**Figure collection entries**.
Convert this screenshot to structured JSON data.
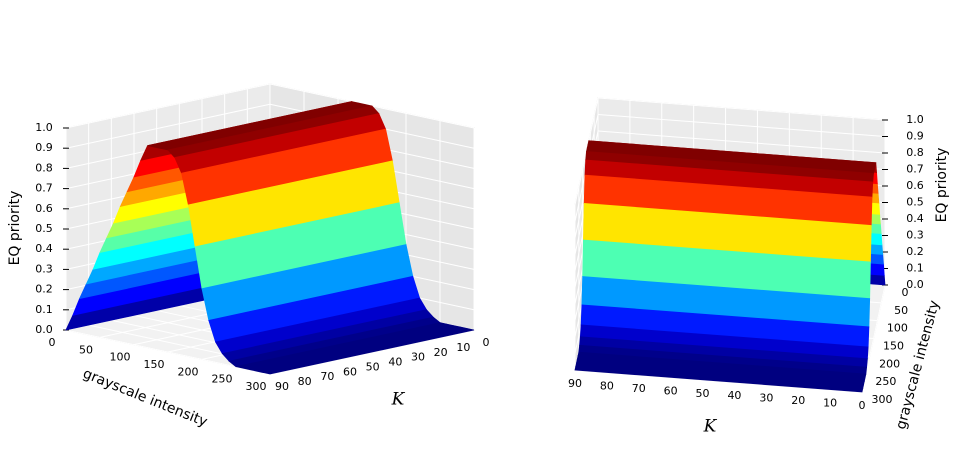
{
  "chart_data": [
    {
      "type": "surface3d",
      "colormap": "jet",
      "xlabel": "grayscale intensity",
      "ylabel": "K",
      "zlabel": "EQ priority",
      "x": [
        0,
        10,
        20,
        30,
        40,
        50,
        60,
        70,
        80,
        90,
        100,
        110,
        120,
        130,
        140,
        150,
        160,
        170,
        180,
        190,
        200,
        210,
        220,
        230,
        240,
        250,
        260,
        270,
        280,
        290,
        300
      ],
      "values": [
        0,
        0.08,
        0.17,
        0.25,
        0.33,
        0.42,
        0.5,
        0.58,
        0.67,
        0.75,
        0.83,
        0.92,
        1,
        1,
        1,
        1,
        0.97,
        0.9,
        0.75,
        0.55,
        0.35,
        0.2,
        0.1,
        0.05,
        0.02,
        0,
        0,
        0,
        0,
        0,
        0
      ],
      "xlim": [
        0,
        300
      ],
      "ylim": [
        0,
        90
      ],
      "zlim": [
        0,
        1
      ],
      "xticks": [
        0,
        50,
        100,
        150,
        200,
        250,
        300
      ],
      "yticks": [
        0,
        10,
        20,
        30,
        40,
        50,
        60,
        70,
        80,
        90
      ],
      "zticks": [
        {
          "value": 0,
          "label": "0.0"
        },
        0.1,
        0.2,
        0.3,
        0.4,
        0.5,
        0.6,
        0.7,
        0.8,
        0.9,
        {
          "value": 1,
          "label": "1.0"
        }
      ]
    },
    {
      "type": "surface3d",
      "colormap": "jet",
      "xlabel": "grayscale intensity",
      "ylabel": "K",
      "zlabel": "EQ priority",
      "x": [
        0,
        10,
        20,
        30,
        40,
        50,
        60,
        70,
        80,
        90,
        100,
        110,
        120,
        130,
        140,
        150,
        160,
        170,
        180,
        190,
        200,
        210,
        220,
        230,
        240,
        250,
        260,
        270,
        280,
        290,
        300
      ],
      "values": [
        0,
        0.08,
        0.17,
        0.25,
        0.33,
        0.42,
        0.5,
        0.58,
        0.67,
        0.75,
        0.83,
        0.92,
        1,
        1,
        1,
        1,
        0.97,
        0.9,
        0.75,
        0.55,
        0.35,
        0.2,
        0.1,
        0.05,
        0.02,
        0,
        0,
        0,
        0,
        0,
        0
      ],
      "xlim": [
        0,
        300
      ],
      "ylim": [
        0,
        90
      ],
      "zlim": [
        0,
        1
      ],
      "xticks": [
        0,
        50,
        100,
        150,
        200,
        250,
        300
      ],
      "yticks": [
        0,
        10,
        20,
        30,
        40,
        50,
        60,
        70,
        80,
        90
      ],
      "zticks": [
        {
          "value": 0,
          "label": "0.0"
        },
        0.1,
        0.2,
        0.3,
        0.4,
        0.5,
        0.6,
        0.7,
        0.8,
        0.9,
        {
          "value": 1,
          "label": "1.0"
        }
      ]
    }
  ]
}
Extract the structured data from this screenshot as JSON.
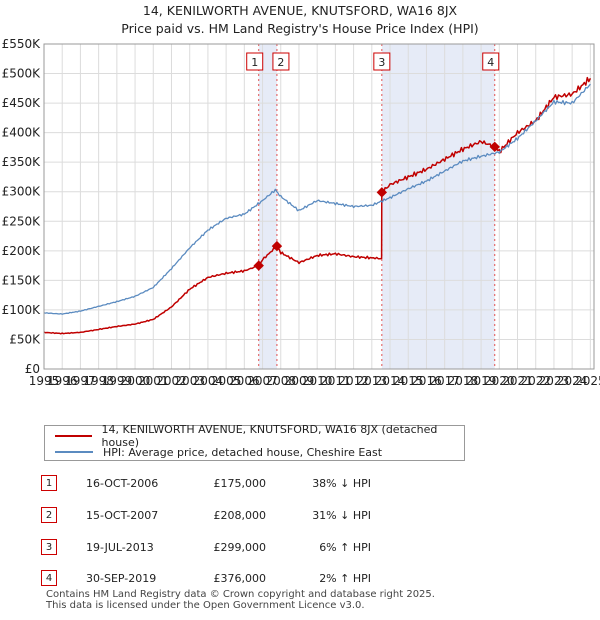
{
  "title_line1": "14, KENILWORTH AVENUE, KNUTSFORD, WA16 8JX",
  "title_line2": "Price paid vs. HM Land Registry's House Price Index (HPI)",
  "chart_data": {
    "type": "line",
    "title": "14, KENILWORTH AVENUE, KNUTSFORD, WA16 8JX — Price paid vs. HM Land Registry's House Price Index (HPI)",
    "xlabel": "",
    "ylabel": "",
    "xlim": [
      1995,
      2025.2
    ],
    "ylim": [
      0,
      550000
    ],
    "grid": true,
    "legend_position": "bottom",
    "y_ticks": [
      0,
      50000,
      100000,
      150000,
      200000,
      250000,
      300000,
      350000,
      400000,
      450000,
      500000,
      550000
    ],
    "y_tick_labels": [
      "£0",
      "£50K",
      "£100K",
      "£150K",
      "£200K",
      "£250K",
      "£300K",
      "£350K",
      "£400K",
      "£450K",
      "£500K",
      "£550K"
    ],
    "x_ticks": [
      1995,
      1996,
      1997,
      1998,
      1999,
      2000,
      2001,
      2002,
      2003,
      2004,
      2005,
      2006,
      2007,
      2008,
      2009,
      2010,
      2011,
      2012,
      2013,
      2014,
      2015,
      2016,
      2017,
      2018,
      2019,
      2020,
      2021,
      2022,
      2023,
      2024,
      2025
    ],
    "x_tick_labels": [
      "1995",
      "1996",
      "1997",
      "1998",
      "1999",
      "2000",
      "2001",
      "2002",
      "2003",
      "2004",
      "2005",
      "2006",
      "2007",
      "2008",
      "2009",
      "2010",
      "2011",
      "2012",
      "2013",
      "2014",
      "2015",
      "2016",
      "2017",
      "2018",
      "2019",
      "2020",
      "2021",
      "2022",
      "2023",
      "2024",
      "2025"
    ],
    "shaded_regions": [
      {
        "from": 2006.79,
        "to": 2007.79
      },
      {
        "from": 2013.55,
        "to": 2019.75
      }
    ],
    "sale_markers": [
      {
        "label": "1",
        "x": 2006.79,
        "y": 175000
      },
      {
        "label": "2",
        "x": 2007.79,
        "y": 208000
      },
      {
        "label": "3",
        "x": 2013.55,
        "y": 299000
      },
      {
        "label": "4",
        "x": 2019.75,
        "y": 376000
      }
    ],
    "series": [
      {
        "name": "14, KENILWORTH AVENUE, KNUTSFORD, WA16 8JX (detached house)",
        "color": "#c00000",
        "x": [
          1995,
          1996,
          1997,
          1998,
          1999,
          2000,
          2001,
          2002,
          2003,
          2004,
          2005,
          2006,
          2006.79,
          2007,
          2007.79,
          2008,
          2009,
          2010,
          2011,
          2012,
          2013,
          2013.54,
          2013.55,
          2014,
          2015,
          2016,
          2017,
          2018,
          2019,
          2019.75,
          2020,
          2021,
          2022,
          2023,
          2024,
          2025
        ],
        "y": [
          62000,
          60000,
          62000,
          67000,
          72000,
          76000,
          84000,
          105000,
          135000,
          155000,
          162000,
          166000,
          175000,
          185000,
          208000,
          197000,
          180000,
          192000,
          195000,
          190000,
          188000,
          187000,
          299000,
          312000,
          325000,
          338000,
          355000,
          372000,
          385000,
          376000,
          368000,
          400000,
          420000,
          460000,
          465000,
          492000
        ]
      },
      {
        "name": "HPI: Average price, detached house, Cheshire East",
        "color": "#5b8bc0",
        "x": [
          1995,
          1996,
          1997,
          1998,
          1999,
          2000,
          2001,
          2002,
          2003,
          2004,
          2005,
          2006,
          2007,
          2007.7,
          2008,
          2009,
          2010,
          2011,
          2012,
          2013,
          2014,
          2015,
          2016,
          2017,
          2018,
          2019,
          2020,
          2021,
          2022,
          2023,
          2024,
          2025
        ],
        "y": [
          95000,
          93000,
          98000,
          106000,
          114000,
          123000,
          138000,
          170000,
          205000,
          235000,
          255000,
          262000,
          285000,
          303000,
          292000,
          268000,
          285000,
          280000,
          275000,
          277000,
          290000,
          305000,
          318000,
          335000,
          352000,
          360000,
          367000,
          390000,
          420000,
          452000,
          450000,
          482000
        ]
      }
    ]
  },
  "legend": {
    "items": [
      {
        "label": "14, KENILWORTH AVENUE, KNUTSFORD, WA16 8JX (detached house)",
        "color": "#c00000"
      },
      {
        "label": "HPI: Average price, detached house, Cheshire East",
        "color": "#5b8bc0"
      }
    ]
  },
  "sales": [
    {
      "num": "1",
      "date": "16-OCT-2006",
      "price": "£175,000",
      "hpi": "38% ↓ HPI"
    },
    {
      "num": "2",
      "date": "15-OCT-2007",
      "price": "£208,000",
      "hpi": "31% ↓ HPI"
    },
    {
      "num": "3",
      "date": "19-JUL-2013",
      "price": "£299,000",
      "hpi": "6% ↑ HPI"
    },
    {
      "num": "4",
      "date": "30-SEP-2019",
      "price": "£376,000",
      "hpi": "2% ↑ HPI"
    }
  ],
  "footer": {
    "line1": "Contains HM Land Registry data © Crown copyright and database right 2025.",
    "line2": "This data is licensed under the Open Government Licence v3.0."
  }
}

**WHAT TO WORK ON**. Copy every line of the material in which the word "name" occurs.

**RESULT FOR THIS EXERCISE**.
        "name": "14, KENILWORTH AVENUE, KNUTSFORD, WA16 8JX (detached house)",
        "name": "HPI: Average price, detached house, Cheshire East",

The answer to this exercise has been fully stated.